╭─ TEXT EXCERPT

Hope is the Thing With Petals

Autor: Poetry selected and digital images created by Alysa Cummings

OncoLink

The phone rings once. Then rings again. By the third insistent ring, I lift my head from the pillow and squint to see 5:22 glowing on the digital clock near the bed. Who could be calling me so early in the morning? I reach for the phone in the dark and mumble a sleepy hello into the receiver. Silence. I'm ready to hang up when I hear some static, along with a humming noise. Someone's definitely on the line. I think I hear breathing. Or is that hissing? I slowly wake up to what I'm listening to; the sound of the letter "s" stretched and drawn out by someone's intense effort to speak and be understood.

Suddenly the mystery of who might be calling me before 6 a.m. is solved. S is the first letter of my dear friend's name. A fellow cancer survivor who is recovering from brain surgery. While I strain to listen, she tentatively sounds out the two syllables of her first name. Yes, it's definitely her; now I recognize the voice. It's my friend, calling me from a phone next to her bed on the hospital's surgical floor. I'm so surprised by the call and thrilled to hear her voice, no matter how much has clearly changed since she was wheeled into the operating room three days ago.

╰─
╭─ DATA FOR ANALYSIS

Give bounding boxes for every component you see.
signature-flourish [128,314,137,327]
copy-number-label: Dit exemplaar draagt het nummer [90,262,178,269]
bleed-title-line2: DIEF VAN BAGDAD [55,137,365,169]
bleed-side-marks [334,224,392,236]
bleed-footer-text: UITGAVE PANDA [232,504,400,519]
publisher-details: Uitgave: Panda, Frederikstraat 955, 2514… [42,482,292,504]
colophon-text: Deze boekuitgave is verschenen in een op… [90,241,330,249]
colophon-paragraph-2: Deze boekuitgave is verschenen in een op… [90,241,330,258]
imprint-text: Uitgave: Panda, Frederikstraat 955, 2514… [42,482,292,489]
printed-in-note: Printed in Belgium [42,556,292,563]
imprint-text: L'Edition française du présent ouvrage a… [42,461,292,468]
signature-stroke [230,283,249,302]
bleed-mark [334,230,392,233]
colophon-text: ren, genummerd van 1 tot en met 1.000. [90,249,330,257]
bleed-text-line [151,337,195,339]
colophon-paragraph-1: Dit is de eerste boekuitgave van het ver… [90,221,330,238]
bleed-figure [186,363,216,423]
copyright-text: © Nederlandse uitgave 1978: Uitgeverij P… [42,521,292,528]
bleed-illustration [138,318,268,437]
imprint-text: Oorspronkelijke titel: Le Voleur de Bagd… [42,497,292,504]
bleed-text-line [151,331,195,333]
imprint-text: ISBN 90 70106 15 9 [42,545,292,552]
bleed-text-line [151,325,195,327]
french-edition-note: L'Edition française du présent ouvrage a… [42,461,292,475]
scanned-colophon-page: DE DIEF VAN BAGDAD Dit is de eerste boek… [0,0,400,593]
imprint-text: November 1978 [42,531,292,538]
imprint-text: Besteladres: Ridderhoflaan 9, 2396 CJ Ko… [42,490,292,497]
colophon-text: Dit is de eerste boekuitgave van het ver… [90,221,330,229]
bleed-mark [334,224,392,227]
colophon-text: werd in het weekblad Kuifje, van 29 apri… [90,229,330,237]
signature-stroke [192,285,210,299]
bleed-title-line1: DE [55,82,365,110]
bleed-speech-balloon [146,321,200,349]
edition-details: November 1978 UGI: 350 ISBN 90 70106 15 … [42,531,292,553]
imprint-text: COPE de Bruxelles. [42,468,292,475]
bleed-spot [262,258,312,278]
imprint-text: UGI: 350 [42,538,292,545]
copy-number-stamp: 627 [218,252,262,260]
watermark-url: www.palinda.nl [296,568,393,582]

╰─

# [QUESTIONS ON THE MATERIAL]
1. In the piece about the early-morning phone call, what time does the digital clock show when the narrator wakes?
2. Name every physical object mentioned in the paragraph of the piece about the early-morning phone call that begins "The phone rings once."
These entries have no connection to the piece about the early-morning phone call.

# [ANSWERS BELOW]
1. 5:22

2. phone, pillow, digital clock, bed, receiver